Directions:
[A] In the post on digital humanities, which census is given as a typical digital humanities project?
[B] Return, word for word, the stretch of the post on digital humanities from "What are digital" through "and browse them.".

I’ve just spent a couple of days in Belfast attending the Digital Resources for the Humanities and Arts (DRHA) conference. This is a conference for people who work in a relatively new discipline called digital humanities – which is something not many people have heard of and, I suspect, even those who have may be unsure what it actually is. So I thought this would be a good excuse to put down some of my own thoughts about digital humanities.
What are digital humanities, then? Simply, in digital humanities, you build computer applications to work with data in disciplines such as history, literature and art. For example, the recently released Irish 1911 Census is a typical project in digital humanities: it involves digitizing lots of hand-written documents, annotating and indexing them, designing a database to store them and building a pretty website on top to let people search and browse them.
For those who are not sure how this is different from other areas of computer applications, let me illustrate that with a personal story. Originally, I started my career as a “universal” IT person: I designed databases, developed software, built websites and I didn’t care what those products were “about”. Most people in this profession are like that: they don’t care what kind of data they’re working with: one day you could be developing a database of financial data for an accounting firm, another day you could be writing software to manage customer orders in a mail-order company. But I soon discovered that I can have more fun with data from the humanities than I can ever have with financial data or with data about mail orders. Why is it more fun? Because it’s harder!

Provided data:
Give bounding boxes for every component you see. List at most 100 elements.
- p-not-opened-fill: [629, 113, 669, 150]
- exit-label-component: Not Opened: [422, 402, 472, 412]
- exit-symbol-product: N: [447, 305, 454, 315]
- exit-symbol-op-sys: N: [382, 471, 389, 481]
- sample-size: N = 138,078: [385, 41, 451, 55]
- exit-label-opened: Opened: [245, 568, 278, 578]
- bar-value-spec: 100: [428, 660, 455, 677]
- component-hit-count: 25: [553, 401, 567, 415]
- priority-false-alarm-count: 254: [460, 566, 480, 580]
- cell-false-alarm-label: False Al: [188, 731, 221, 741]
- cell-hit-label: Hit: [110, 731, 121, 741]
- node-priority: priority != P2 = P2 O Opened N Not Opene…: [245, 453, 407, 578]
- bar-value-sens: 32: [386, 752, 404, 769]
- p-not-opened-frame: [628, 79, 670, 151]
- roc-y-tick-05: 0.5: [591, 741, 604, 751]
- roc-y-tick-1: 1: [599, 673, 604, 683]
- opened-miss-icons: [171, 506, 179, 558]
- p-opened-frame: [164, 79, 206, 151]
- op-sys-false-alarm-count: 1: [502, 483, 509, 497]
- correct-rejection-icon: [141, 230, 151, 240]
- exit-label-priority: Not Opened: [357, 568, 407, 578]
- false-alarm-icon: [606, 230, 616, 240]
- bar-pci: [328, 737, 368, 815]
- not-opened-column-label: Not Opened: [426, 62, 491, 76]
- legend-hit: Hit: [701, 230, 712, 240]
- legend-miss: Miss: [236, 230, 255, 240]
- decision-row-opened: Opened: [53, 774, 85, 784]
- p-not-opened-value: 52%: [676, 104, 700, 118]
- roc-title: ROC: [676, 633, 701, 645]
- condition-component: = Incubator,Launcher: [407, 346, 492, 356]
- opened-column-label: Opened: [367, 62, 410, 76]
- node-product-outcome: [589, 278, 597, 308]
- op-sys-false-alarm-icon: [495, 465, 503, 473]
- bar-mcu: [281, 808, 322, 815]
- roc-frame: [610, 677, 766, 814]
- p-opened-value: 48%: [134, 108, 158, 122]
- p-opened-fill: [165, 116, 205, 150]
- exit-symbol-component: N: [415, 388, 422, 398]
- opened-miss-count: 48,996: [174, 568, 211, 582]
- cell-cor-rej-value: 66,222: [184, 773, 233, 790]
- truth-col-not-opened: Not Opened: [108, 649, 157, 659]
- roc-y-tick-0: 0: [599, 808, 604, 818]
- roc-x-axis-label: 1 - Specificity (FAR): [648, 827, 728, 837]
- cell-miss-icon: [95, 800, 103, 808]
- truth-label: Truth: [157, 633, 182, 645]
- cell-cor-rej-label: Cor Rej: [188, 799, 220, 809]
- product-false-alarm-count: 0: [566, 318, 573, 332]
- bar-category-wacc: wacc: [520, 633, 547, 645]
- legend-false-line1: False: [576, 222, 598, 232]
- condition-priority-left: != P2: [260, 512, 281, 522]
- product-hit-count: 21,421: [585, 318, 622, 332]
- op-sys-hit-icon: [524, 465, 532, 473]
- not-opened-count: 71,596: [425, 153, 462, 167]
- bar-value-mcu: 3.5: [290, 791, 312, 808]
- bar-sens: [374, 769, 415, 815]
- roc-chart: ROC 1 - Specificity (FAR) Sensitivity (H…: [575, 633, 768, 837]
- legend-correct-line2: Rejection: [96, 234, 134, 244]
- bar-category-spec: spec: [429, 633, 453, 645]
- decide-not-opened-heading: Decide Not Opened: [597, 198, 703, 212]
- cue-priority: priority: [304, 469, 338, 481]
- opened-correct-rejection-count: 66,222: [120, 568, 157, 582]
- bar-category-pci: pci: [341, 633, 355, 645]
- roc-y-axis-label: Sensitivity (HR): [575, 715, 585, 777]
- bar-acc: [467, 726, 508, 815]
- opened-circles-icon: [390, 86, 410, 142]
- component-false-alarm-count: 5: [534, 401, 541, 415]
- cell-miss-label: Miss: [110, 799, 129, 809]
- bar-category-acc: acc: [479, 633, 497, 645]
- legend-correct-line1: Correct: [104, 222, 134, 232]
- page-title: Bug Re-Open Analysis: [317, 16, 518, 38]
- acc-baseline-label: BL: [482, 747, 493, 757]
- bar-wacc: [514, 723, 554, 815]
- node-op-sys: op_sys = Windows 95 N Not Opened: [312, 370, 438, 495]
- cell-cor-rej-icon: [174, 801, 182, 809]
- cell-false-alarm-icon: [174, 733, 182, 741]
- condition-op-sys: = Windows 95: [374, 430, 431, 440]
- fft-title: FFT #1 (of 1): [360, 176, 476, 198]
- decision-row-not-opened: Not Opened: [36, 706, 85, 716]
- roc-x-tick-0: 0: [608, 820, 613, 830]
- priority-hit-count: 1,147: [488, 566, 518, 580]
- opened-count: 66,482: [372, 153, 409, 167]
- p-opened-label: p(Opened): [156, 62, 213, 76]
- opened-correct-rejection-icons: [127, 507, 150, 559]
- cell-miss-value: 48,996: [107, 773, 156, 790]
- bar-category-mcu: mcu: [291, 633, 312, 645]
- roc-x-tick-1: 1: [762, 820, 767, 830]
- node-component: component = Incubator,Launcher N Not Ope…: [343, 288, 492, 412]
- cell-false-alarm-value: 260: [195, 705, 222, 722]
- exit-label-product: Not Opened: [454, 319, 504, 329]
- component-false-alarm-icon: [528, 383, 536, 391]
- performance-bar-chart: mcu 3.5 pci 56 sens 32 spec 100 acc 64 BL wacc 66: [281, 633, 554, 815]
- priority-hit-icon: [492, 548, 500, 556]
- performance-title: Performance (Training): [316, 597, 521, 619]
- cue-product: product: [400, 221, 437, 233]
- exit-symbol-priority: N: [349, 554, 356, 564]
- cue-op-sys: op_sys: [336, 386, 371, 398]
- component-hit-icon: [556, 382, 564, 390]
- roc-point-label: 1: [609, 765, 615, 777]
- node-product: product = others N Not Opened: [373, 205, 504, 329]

Solution list:
[A] The Irish 1911 Census.

[B]
What are digital humanities, then? Simply, in digital humanities, you build computer applications to work with data in disciplines such as history, literature and art. For example, the recently released Irish 1911 Census is a typical project in digital humanities: it involves digitizing lots of hand-written documents, annotating and indexing them, designing a database to store them and building a pretty website on top to let people search and browse them.